* SET TASK *
Every record that follows should be printed verbatim.

:::

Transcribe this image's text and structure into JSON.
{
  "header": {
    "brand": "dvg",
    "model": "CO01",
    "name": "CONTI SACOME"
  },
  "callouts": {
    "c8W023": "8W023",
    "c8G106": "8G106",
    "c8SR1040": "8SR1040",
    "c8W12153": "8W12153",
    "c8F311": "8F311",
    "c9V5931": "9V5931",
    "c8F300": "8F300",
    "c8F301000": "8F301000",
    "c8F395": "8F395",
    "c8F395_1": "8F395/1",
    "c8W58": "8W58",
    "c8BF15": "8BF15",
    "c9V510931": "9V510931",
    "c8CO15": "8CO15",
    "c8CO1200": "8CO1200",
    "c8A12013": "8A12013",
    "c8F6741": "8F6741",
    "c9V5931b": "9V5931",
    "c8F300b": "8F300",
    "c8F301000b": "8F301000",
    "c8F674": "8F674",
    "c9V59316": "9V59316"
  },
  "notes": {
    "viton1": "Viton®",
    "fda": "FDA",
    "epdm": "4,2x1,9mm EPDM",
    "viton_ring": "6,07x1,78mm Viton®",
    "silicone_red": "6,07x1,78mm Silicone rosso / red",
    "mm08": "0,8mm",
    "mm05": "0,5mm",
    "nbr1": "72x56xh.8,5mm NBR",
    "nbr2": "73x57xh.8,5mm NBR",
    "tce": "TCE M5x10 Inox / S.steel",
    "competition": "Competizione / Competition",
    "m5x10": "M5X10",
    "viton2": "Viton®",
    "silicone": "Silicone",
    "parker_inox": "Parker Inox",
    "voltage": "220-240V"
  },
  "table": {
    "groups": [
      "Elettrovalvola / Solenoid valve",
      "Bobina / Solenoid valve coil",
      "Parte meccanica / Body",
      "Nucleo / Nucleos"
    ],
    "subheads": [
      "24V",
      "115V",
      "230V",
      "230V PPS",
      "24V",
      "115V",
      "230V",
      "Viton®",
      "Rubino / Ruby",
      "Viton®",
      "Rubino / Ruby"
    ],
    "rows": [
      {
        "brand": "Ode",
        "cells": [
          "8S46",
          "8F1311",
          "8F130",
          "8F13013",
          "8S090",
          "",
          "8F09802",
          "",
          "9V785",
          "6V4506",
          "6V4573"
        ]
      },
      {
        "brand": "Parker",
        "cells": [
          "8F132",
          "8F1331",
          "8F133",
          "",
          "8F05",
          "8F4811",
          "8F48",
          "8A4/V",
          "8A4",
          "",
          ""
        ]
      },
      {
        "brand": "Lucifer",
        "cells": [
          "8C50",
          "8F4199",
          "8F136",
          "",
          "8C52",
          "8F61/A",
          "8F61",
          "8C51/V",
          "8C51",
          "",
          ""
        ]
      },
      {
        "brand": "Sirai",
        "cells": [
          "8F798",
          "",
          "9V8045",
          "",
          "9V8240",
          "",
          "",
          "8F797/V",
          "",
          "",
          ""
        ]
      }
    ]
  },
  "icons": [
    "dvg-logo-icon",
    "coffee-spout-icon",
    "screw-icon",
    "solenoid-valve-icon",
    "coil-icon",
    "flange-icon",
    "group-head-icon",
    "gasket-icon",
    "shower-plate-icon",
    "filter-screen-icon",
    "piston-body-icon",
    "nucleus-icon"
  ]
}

:::

* EXERCISE RESPONSE *
Transcribe this image's text and structure into JSON.
{
  "header": {
    "brand": "dvg",
    "model": "CO01",
    "name": "CONTI SACOME"
  },
  "callouts": {
    "c8W023": "8W023",
    "c8G106": "8G106",
    "c8SR1040": "8SR1040",
    "c8W12153": "8W12153",
    "c8F311": "8F311",
    "c9V5931": "9V5931",
    "c8F300": "8F300",
    "c8F301000": "8F301000",
    "c8F395": "8F395",
    "c8F395_1": "8F395/1",
    "c8W58": "8W58",
    "c8BF15": "8BF15",
    "c9V510931": "9V510931",
    "c8CO15": "8CO15",
    "c8CO1200": "8CO1200",
    "c8A12013": "8A12013",
    "c8F6741": "8F6741",
    "c9V5931b": "9V5931",
    "c8F300b": "8F300",
    "c8F301000b": "8F301000",
    "c8F674": "8F674",
    "c9V59316": "9V59316"
  },
  "notes": {
    "viton1": "Viton®",
    "fda": "FDA",
    "epdm": "4,2x1,9mm EPDM",
    "viton_ring": "6,07x1,78mm Viton®",
    "silicone_red": "6,07x1,78mm Silicone rosso / red",
    "mm08": "0,8mm",
    "mm05": "0,5mm",
    "nbr1": "72x56xh.8,5mm NBR",
    "nbr2": "73x57xh.8,5mm NBR",
    "tce": "TCE M5x10 Inox / S.steel",
    "competition": "Competizione / Competition",
    "m5x10": "M5X10",
    "viton2": "Viton®",
    "silicone": "Silicone",
    "parker_inox": "Parker Inox",
    "voltage": "220-240V"
  },
  "table": {
    "groups": [
      "Elettrovalvola / Solenoid valve",
      "Bobina / Solenoid valve coil",
      "Parte meccanica / Body",
      "Nucleo / Nucleos"
    ],
    "subheads": [
      "24V",
      "115V",
      "230V",
      "230V PPS",
      "24V",
      "115V",
      "230V",
      "Viton®",
      "Rubino / Ruby",
      "Viton®",
      "Rubino / Ruby"
    ],
    "rows": [
      {
        "brand": "Ode",
        "cells": [
          "8S46",
          "8F1311",
          "8F130",
          "8F13013",
          "8S090",
          "",
          "8F09802",
          "",
          "9V785",
          "6V4506",
          "6V4573"
        ]
      },
      {
        "brand": "Parker",
        "cells": [
          "8F132",
          "8F1331",
          "8F133",
          "",
          "8F05",
          "8F4811",
          "8F48",
          "8A4/V",
          "8A4",
          "",
          ""
        ]
      },
      {
        "brand": "Lucifer",
        "cells": [
          "8C50",
          "8F4199",
          "8F136",
          "",
          "8C52",
          "8F61/A",
          "8F61",
          "8C51/V",
          "8C51",
          "",
          ""
        ]
      },
      {
        "brand": "Sirai",
        "cells": [
          "8F798",
          "",
          "9V8045",
          "",
          "9V8240",
          "",
          "",
          "8F797/V",
          "",
          "",
          ""
        ]
      }
    ]
  },
  "icons": [
    "dvg-logo-icon",
    "coffee-spout-icon",
    "screw-icon",
    "solenoid-valve-icon",
    "coil-icon",
    "flange-icon",
    "group-head-icon",
    "gasket-icon",
    "shower-plate-icon",
    "filter-screen-icon",
    "piston-body-icon",
    "nucleus-icon"
  ]
}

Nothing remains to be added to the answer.